== Instructions to follow ==
Return the complete listing that follows, with each line reproduced exactly.

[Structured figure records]
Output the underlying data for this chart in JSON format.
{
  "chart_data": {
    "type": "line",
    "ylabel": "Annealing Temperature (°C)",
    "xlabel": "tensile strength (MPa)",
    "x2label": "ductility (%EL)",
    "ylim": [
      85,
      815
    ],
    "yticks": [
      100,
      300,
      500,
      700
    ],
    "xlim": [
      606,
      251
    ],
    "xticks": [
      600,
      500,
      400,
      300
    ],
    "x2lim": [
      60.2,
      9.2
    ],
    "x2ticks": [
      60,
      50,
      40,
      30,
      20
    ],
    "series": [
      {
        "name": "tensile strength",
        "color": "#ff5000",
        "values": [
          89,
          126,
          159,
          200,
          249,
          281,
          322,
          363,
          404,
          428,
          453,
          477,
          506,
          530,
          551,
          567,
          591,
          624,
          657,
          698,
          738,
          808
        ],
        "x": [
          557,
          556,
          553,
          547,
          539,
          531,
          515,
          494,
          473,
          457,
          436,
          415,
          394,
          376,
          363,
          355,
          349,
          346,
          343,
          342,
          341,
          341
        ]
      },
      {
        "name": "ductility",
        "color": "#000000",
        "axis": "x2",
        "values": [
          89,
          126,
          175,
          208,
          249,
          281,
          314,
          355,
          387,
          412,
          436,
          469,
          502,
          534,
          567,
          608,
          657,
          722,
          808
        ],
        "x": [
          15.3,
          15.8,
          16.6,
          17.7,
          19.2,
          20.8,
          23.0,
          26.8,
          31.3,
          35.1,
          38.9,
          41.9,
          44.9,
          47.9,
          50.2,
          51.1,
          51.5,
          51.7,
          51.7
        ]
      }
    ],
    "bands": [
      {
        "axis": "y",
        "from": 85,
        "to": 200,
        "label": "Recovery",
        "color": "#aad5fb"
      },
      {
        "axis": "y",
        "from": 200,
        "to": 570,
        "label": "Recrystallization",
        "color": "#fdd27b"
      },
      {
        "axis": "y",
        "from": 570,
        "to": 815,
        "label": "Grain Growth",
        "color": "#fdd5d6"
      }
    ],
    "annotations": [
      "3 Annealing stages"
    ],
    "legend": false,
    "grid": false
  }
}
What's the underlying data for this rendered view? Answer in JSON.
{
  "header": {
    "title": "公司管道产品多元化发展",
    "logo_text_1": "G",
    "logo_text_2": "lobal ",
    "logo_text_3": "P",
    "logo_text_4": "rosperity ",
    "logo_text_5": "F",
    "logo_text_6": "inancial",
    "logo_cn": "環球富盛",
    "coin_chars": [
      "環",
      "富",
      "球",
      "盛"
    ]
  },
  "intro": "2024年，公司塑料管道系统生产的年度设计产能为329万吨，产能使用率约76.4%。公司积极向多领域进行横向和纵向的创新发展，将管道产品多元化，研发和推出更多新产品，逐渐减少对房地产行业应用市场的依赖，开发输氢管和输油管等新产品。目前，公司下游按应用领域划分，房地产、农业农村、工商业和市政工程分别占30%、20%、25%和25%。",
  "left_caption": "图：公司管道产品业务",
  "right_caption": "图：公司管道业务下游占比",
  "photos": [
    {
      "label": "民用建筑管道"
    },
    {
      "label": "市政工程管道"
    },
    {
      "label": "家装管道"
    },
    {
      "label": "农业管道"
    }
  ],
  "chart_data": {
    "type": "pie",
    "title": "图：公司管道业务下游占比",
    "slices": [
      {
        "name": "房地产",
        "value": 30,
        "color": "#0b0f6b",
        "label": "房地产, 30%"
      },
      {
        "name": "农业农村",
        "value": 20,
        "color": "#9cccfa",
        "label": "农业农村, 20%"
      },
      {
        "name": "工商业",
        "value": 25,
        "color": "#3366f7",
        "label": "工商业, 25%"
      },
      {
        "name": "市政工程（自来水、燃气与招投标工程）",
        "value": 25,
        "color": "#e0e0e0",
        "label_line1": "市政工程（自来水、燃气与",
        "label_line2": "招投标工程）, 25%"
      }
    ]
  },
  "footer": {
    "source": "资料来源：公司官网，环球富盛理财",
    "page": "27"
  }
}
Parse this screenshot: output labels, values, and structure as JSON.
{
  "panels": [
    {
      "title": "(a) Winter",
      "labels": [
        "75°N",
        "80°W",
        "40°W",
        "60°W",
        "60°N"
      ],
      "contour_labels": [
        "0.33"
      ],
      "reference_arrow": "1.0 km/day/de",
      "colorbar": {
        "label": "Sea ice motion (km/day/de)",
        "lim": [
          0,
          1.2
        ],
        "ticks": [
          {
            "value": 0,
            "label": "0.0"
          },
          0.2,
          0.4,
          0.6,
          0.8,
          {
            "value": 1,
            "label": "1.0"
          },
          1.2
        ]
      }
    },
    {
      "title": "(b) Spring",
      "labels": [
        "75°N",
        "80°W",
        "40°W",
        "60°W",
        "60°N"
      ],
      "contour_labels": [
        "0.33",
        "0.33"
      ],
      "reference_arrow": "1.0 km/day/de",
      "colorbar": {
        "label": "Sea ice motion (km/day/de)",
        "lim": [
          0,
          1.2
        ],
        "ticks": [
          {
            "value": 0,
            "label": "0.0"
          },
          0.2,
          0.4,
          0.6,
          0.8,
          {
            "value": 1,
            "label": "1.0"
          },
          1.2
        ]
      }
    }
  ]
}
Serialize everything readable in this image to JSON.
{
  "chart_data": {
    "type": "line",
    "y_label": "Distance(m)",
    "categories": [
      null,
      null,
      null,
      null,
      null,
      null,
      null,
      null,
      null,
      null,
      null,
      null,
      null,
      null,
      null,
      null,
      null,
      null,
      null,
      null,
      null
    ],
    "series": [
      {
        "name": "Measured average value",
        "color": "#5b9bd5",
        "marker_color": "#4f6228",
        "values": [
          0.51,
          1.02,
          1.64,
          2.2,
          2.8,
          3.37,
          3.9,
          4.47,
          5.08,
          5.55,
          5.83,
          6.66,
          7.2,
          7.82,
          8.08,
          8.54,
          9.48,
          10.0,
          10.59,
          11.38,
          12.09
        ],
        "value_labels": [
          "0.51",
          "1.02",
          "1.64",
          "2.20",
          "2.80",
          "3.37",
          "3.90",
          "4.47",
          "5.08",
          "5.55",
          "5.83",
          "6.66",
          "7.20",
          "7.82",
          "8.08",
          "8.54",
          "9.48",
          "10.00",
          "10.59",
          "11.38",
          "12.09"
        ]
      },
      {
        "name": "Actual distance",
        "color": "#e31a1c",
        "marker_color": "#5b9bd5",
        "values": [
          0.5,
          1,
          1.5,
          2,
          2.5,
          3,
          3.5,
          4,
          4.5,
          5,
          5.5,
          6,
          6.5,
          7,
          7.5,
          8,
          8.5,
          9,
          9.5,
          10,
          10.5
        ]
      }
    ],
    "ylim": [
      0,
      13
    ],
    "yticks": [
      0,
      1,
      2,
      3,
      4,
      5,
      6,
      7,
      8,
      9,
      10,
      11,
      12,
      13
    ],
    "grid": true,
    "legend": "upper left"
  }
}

== Solved exercise ==
Output the underlying data for this chart in JSON format.
{
  "chart_data": {
    "type": "line",
    "ylabel": "Annealing Temperature (°C)",
    "xlabel": "tensile strength (MPa)",
    "x2label": "ductility (%EL)",
    "ylim": [
      85,
      815
    ],
    "yticks": [
      100,
      300,
      500,
      700
    ],
    "xlim": [
      606,
      251
    ],
    "xticks": [
      600,
      500,
      400,
      300
    ],
    "x2lim": [
      60.2,
      9.2
    ],
    "x2ticks": [
      60,
      50,
      40,
      30,
      20
    ],
    "series": [
      {
        "name": "tensile strength",
        "color": "#ff5000",
        "values": [
          89,
          126,
          159,
          200,
          249,
          281,
          322,
          363,
          404,
          428,
          453,
          477,
          506,
          530,
          551,
          567,
          591,
          624,
          657,
          698,
          738,
          808
        ],
        "x": [
          557,
          556,
          553,
          547,
          539,
          531,
          515,
          494,
          473,
          457,
          436,
          415,
          394,
          376,
          363,
          355,
          349,
          346,
          343,
          342,
          341,
          341
        ]
      },
      {
        "name": "ductility",
        "color": "#000000",
        "axis": "x2",
        "values": [
          89,
          126,
          175,
          208,
          249,
          281,
          314,
          355,
          387,
          412,
          436,
          469,
          502,
          534,
          567,
          608,
          657,
          722,
          808
        ],
        "x": [
          15.3,
          15.8,
          16.6,
          17.7,
          19.2,
          20.8,
          23.0,
          26.8,
          31.3,
          35.1,
          38.9,
          41.9,
          44.9,
          47.9,
          50.2,
          51.1,
          51.5,
          51.7,
          51.7
        ]
      }
    ],
    "bands": [
      {
        "axis": "y",
        "from": 85,
        "to": 200,
        "label": "Recovery",
        "color": "#aad5fb"
      },
      {
        "axis": "y",
        "from": 200,
        "to": 570,
        "label": "Recrystallization",
        "color": "#fdd27b"
      },
      {
        "axis": "y",
        "from": 570,
        "to": 815,
        "label": "Grain Growth",
        "color": "#fdd5d6"
      }
    ],
    "annotations": [
      "3 Annealing stages"
    ],
    "legend": false,
    "grid": false
  }
}
What's the underlying data for this rendered view? Answer in JSON.
{
  "header": {
    "title": "公司管道产品多元化发展",
    "logo_text_1": "G",
    "logo_text_2": "lobal ",
    "logo_text_3": "P",
    "logo_text_4": "rosperity ",
    "logo_text_5": "F",
    "logo_text_6": "inancial",
    "logo_cn": "環球富盛",
    "coin_chars": [
      "環",
      "富",
      "球",
      "盛"
    ]
  },
  "intro": "2024年，公司塑料管道系统生产的年度设计产能为329万吨，产能使用率约76.4%。公司积极向多领域进行横向和纵向的创新发展，将管道产品多元化，研发和推出更多新产品，逐渐减少对房地产行业应用市场的依赖，开发输氢管和输油管等新产品。目前，公司下游按应用领域划分，房地产、农业农村、工商业和市政工程分别占30%、20%、25%和25%。",
  "left_caption": "图：公司管道产品业务",
  "right_caption": "图：公司管道业务下游占比",
  "photos": [
    {
      "label": "民用建筑管道"
    },
    {
      "label": "市政工程管道"
    },
    {
      "label": "家装管道"
    },
    {
      "label": "农业管道"
    }
  ],
  "chart_data": {
    "type": "pie",
    "title": "图：公司管道业务下游占比",
    "slices": [
      {
        "name": "房地产",
        "value": 30,
        "color": "#0b0f6b",
        "label": "房地产, 30%"
      },
      {
        "name": "农业农村",
        "value": 20,
        "color": "#9cccfa",
        "label": "农业农村, 20%"
      },
      {
        "name": "工商业",
        "value": 25,
        "color": "#3366f7",
        "label": "工商业, 25%"
      },
      {
        "name": "市政工程（自来水、燃气与招投标工程）",
        "value": 25,
        "color": "#e0e0e0",
        "label_line1": "市政工程（自来水、燃气与",
        "label_line2": "招投标工程）, 25%"
      }
    ]
  },
  "footer": {
    "source": "资料来源：公司官网，环球富盛理财",
    "page": "27"
  }
}
Parse this screenshot: output labels, values, and structure as JSON.
{
  "panels": [
    {
      "title": "(a) Winter",
      "labels": [
        "75°N",
        "80°W",
        "40°W",
        "60°W",
        "60°N"
      ],
      "contour_labels": [
        "0.33"
      ],
      "reference_arrow": "1.0 km/day/de",
      "colorbar": {
        "label": "Sea ice motion (km/day/de)",
        "lim": [
          0,
          1.2
        ],
        "ticks": [
          {
            "value": 0,
            "label": "0.0"
          },
          0.2,
          0.4,
          0.6,
          0.8,
          {
            "value": 1,
            "label": "1.0"
          },
          1.2
        ]
      }
    },
    {
      "title": "(b) Spring",
      "labels": [
        "75°N",
        "80°W",
        "40°W",
        "60°W",
        "60°N"
      ],
      "contour_labels": [
        "0.33",
        "0.33"
      ],
      "reference_arrow": "1.0 km/day/de",
      "colorbar": {
        "label": "Sea ice motion (km/day/de)",
        "lim": [
          0,
          1.2
        ],
        "ticks": [
          {
            "value": 0,
            "label": "0.0"
          },
          0.2,
          0.4,
          0.6,
          0.8,
          {
            "value": 1,
            "label": "1.0"
          },
          1.2
        ]
      }
    }
  ]
}
Serialize everything readable in this image to JSON.
{
  "chart_data": {
    "type": "line",
    "y_label": "Distance(m)",
    "categories": [
      null,
      null,
      null,
      null,
      null,
      null,
      null,
      null,
      null,
      null,
      null,
      null,
      null,
      null,
      null,
      null,
      null,
      null,
      null,
      null,
      null
    ],
    "series": [
      {
        "name": "Measured average value",
        "color": "#5b9bd5",
        "marker_color": "#4f6228",
        "values": [
          0.51,
          1.02,
          1.64,
          2.2,
          2.8,
          3.37,
          3.9,
          4.47,
          5.08,
          5.55,
          5.83,
          6.66,
          7.2,
          7.82,
          8.08,
          8.54,
          9.48,
          10.0,
          10.59,
          11.38,
          12.09
        ],
        "value_labels": [
          "0.51",
          "1.02",
          "1.64",
          "2.20",
          "2.80",
          "3.37",
          "3.90",
          "4.47",
          "5.08",
          "5.55",
          "5.83",
          "6.66",
          "7.20",
          "7.82",
          "8.08",
          "8.54",
          "9.48",
          "10.00",
          "10.59",
          "11.38",
          "12.09"
        ]
      },
      {
        "name": "Actual distance",
        "color": "#e31a1c",
        "marker_color": "#5b9bd5",
        "values": [
          0.5,
          1,
          1.5,
          2,
          2.5,
          3,
          3.5,
          4,
          4.5,
          5,
          5.5,
          6,
          6.5,
          7,
          7.5,
          8,
          8.5,
          9,
          9.5,
          10,
          10.5
        ]
      }
    ],
    "ylim": [
      0,
      13
    ],
    "yticks": [
      0,
      1,
      2,
      3,
      4,
      5,
      6,
      7,
      8,
      9,
      10,
      11,
      12,
      13
    ],
    "grid": true,
    "legend": "upper left"
  }
}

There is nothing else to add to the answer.